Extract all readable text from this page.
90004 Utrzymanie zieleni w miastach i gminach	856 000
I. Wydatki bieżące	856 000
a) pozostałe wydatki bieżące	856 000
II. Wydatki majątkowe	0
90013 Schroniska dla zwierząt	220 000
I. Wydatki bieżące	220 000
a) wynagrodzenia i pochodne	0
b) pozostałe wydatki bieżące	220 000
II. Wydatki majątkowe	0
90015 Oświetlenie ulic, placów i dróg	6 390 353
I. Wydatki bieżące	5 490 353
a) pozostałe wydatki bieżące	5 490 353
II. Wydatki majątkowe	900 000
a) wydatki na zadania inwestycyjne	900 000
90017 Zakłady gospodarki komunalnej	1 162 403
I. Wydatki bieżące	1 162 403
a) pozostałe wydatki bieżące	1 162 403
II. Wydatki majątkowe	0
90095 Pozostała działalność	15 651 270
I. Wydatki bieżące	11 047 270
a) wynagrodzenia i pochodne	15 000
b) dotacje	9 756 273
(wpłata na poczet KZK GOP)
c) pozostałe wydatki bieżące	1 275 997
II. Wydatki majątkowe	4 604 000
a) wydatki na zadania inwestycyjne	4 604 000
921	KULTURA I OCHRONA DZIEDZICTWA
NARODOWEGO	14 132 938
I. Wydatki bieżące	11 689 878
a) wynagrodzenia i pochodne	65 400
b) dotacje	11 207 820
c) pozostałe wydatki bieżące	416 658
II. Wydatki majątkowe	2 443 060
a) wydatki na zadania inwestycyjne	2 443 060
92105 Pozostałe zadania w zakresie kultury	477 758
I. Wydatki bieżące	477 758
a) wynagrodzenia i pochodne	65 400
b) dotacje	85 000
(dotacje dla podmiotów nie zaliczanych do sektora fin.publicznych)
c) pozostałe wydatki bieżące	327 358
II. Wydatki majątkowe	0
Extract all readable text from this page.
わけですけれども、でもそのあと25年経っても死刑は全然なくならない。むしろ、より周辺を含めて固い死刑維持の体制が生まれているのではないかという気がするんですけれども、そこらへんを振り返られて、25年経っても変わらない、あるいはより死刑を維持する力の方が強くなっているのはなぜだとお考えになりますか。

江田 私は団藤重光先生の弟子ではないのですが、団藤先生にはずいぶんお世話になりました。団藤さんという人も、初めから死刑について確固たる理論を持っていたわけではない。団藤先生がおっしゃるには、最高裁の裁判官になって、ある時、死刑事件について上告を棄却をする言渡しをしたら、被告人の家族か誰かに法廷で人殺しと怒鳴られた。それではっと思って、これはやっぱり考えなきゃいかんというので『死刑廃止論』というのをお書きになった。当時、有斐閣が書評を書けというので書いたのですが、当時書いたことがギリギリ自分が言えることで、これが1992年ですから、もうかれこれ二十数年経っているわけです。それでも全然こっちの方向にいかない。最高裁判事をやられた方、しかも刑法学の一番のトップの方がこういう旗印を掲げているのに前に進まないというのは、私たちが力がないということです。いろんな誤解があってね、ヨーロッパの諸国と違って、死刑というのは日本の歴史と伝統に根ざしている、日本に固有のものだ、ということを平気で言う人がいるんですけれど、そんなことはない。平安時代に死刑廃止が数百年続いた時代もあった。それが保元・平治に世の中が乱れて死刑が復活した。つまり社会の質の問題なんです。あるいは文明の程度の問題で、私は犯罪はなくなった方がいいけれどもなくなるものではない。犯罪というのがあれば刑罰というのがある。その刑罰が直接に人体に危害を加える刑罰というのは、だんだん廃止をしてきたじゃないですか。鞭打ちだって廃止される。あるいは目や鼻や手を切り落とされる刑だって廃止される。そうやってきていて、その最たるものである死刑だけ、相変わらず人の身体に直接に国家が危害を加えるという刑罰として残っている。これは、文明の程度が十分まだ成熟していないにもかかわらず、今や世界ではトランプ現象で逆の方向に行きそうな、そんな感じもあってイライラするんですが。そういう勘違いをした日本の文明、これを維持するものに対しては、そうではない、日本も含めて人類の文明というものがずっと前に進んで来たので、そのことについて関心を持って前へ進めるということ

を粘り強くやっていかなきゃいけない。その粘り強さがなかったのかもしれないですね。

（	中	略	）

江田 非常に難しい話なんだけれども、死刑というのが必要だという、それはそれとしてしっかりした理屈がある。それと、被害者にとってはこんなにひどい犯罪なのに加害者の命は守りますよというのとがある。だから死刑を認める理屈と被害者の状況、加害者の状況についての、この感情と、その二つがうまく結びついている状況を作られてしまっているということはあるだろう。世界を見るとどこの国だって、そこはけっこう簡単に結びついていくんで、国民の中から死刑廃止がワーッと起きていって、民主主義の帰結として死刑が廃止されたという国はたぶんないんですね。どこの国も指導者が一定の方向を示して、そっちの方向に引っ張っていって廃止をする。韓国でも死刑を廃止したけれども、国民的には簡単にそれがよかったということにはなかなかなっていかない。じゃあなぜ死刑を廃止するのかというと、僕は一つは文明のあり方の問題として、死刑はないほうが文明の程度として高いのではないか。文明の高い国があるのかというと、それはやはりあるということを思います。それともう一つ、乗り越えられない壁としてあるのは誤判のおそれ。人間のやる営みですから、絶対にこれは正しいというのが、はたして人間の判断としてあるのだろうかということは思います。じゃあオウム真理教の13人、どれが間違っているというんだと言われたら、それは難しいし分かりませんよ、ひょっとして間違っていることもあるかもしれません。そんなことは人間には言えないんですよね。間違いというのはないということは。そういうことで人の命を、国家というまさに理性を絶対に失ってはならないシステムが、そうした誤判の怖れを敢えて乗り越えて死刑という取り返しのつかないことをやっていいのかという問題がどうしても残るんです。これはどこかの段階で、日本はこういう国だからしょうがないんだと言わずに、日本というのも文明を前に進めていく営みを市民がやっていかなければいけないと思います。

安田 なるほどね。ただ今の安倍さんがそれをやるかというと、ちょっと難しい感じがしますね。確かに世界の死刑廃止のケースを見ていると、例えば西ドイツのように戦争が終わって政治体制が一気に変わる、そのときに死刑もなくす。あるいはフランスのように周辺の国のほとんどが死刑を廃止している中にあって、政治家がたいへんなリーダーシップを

= = = =

The required answer is a single number: the count of lines in the entries that hold the string "wynagrodzenia".

*SOLUTION FOR THIS EXERCISE*
4